##### Records for the task

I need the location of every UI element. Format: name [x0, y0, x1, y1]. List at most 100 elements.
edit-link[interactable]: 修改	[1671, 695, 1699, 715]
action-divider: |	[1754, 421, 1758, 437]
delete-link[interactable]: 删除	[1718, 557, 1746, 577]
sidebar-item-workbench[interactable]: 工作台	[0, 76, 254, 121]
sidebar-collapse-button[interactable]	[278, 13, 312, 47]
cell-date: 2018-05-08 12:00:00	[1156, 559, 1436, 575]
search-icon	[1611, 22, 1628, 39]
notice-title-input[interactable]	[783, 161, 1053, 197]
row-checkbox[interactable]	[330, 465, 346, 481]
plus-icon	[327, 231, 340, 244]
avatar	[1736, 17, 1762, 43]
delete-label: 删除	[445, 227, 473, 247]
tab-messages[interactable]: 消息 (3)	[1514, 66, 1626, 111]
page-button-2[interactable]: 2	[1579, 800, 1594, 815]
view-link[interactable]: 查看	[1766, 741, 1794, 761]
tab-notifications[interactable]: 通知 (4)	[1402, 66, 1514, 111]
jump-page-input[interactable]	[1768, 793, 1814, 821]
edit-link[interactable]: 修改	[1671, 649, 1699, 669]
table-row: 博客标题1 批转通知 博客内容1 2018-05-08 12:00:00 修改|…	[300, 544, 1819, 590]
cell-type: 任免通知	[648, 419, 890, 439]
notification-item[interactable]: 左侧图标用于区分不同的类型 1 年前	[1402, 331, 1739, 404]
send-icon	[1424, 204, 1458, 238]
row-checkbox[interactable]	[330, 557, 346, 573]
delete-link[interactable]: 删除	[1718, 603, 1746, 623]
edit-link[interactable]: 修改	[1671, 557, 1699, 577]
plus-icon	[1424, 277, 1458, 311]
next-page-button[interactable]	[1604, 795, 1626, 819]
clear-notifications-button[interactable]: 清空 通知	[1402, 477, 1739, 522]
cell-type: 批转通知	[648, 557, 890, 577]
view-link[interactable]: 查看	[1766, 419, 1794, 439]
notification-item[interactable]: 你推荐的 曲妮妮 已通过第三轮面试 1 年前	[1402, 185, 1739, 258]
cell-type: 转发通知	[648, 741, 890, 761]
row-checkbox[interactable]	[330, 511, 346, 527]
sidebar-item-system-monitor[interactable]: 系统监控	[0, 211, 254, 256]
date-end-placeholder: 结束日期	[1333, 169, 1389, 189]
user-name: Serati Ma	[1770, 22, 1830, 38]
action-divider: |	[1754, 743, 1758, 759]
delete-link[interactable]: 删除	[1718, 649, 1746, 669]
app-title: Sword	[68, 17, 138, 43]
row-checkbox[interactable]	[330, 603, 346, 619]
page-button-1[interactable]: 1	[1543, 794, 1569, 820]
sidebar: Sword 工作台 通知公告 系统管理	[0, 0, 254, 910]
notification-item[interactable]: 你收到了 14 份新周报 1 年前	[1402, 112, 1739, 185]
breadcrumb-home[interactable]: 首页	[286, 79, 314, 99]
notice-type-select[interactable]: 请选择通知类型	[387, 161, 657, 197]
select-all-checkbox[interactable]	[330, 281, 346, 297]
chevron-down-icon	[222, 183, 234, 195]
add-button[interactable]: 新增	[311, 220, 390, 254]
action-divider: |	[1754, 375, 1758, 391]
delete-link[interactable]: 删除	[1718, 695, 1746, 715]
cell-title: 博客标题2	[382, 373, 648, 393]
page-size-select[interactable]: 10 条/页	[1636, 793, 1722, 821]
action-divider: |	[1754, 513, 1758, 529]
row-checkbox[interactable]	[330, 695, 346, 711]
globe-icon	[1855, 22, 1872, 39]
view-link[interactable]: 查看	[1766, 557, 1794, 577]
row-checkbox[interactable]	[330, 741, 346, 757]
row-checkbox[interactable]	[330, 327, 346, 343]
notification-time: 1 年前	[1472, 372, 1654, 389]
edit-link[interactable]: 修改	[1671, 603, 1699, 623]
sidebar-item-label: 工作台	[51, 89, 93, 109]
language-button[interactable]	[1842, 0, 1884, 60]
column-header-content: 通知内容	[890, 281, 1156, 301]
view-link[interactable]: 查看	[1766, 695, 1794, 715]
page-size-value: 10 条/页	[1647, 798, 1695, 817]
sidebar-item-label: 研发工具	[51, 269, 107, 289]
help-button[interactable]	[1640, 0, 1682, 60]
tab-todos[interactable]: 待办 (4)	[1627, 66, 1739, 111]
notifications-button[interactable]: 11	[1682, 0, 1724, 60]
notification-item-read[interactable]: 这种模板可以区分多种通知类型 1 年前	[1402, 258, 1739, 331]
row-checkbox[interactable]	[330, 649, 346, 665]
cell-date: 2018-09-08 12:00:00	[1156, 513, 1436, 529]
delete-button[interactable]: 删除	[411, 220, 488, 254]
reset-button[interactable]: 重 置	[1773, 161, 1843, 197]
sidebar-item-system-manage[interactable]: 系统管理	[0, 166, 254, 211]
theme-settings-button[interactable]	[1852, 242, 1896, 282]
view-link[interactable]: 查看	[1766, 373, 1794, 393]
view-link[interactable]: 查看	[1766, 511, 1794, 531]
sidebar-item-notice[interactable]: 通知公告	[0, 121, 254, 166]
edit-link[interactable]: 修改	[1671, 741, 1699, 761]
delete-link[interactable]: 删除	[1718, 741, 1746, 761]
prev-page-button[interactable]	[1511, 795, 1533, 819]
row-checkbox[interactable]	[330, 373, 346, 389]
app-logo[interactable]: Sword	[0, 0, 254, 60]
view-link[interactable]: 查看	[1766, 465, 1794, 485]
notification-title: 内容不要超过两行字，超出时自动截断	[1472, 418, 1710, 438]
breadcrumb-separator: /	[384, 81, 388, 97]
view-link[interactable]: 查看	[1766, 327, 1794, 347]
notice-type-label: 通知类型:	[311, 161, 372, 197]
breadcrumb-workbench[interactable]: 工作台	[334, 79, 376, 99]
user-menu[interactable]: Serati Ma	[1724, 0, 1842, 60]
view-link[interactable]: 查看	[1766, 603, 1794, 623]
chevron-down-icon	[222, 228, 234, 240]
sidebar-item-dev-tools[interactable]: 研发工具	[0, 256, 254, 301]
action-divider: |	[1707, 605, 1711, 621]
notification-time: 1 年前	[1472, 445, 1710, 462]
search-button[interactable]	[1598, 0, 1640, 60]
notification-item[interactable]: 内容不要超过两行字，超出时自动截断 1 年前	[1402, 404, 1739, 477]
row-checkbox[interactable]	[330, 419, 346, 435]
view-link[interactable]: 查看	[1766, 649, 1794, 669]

##########

◆ Goal: Reproduce the records above line for line, with every character, box, and line order unchanged.

◆ Solution:
I need the location of every UI element. Format: name [x0, y0, x1, y1]. List at most 100 elements.
edit-link[interactable]: 修改	[1671, 695, 1699, 715]
action-divider: |	[1754, 421, 1758, 437]
delete-link[interactable]: 删除	[1718, 557, 1746, 577]
sidebar-item-workbench[interactable]: 工作台	[0, 76, 254, 121]
sidebar-collapse-button[interactable]	[278, 13, 312, 47]
cell-date: 2018-05-08 12:00:00	[1156, 559, 1436, 575]
search-icon	[1611, 22, 1628, 39]
notice-title-input[interactable]	[783, 161, 1053, 197]
row-checkbox[interactable]	[330, 465, 346, 481]
plus-icon	[327, 231, 340, 244]
avatar	[1736, 17, 1762, 43]
delete-label: 删除	[445, 227, 473, 247]
tab-messages[interactable]: 消息 (3)	[1514, 66, 1626, 111]
page-button-2[interactable]: 2	[1579, 800, 1594, 815]
view-link[interactable]: 查看	[1766, 741, 1794, 761]
tab-notifications[interactable]: 通知 (4)	[1402, 66, 1514, 111]
jump-page-input[interactable]	[1768, 793, 1814, 821]
edit-link[interactable]: 修改	[1671, 649, 1699, 669]
table-row: 博客标题1 批转通知 博客内容1 2018-05-08 12:00:00 修改|…	[300, 544, 1819, 590]
cell-type: 任免通知	[648, 419, 890, 439]
notification-item[interactable]: 左侧图标用于区分不同的类型 1 年前	[1402, 331, 1739, 404]
send-icon	[1424, 204, 1458, 238]
row-checkbox[interactable]	[330, 557, 346, 573]
delete-link[interactable]: 删除	[1718, 603, 1746, 623]
edit-link[interactable]: 修改	[1671, 557, 1699, 577]
plus-icon	[1424, 277, 1458, 311]
next-page-button[interactable]	[1604, 795, 1626, 819]
clear-notifications-button[interactable]: 清空 通知	[1402, 477, 1739, 522]
cell-type: 批转通知	[648, 557, 890, 577]
view-link[interactable]: 查看	[1766, 419, 1794, 439]
notification-item[interactable]: 你推荐的 曲妮妮 已通过第三轮面试 1 年前	[1402, 185, 1739, 258]
cell-type: 转发通知	[648, 741, 890, 761]
row-checkbox[interactable]	[330, 511, 346, 527]
sidebar-item-system-monitor[interactable]: 系统监控	[0, 211, 254, 256]
date-end-placeholder: 结束日期	[1333, 169, 1389, 189]
user-name: Serati Ma	[1770, 22, 1830, 38]
action-divider: |	[1754, 743, 1758, 759]
delete-link[interactable]: 删除	[1718, 649, 1746, 669]
app-title: Sword	[68, 17, 138, 43]
row-checkbox[interactable]	[330, 603, 346, 619]
page-button-1[interactable]: 1	[1543, 794, 1569, 820]
sidebar: Sword 工作台 通知公告 系统管理	[0, 0, 254, 910]
notification-item[interactable]: 你收到了 14 份新周报 1 年前	[1402, 112, 1739, 185]
breadcrumb-home[interactable]: 首页	[286, 79, 314, 99]
notice-type-select[interactable]: 请选择通知类型	[387, 161, 657, 197]
select-all-checkbox[interactable]	[330, 281, 346, 297]
chevron-down-icon	[222, 183, 234, 195]
add-button[interactable]: 新增	[311, 220, 390, 254]
action-divider: |	[1754, 375, 1758, 391]
delete-link[interactable]: 删除	[1718, 695, 1746, 715]
cell-title: 博客标题2	[382, 373, 648, 393]
page-size-select[interactable]: 10 条/页	[1636, 793, 1722, 821]
action-divider: |	[1754, 513, 1758, 529]
row-checkbox[interactable]	[330, 695, 346, 711]
globe-icon	[1855, 22, 1872, 39]
view-link[interactable]: 查看	[1766, 557, 1794, 577]
row-checkbox[interactable]	[330, 741, 346, 757]
row-checkbox[interactable]	[330, 327, 346, 343]
notification-time: 1 年前	[1472, 372, 1654, 389]
edit-link[interactable]: 修改	[1671, 603, 1699, 623]
sidebar-item-label: 工作台	[51, 89, 93, 109]
language-button[interactable]	[1842, 0, 1884, 60]
column-header-content: 通知内容	[890, 281, 1156, 301]
view-link[interactable]: 查看	[1766, 695, 1794, 715]
page-size-value: 10 条/页	[1647, 798, 1695, 817]
sidebar-item-label: 研发工具	[51, 269, 107, 289]
help-button[interactable]	[1640, 0, 1682, 60]
tab-todos[interactable]: 待办 (4)	[1627, 66, 1739, 111]
notifications-button[interactable]: 11	[1682, 0, 1724, 60]
notification-item-read[interactable]: 这种模板可以区分多种通知类型 1 年前	[1402, 258, 1739, 331]
row-checkbox[interactable]	[330, 649, 346, 665]
cell-date: 2018-09-08 12:00:00	[1156, 513, 1436, 529]
delete-button[interactable]: 删除	[411, 220, 488, 254]
reset-button[interactable]: 重 置	[1773, 161, 1843, 197]
sidebar-item-system-manage[interactable]: 系统管理	[0, 166, 254, 211]
theme-settings-button[interactable]	[1852, 242, 1896, 282]
view-link[interactable]: 查看	[1766, 373, 1794, 393]
view-link[interactable]: 查看	[1766, 511, 1794, 531]
sidebar-item-notice[interactable]: 通知公告	[0, 121, 254, 166]
edit-link[interactable]: 修改	[1671, 741, 1699, 761]
delete-link[interactable]: 删除	[1718, 741, 1746, 761]
prev-page-button[interactable]	[1511, 795, 1533, 819]
row-checkbox[interactable]	[330, 373, 346, 389]
app-logo[interactable]: Sword	[0, 0, 254, 60]
view-link[interactable]: 查看	[1766, 465, 1794, 485]
notification-title: 内容不要超过两行字，超出时自动截断	[1472, 418, 1710, 438]
breadcrumb-separator: /	[384, 81, 388, 97]
view-link[interactable]: 查看	[1766, 327, 1794, 347]
notice-type-label: 通知类型:	[311, 161, 372, 197]
breadcrumb-workbench[interactable]: 工作台	[334, 79, 376, 99]
user-menu[interactable]: Serati Ma	[1724, 0, 1842, 60]
view-link[interactable]: 查看	[1766, 603, 1794, 623]
chevron-down-icon	[222, 228, 234, 240]
sidebar-item-dev-tools[interactable]: 研发工具	[0, 256, 254, 301]
action-divider: |	[1707, 605, 1711, 621]
notification-time: 1 年前	[1472, 445, 1710, 462]
search-button[interactable]	[1598, 0, 1640, 60]
notification-item[interactable]: 内容不要超过两行字，超出时自动截断 1 年前	[1402, 404, 1739, 477]
row-checkbox[interactable]	[330, 419, 346, 435]
view-link[interactable]: 查看	[1766, 649, 1794, 669]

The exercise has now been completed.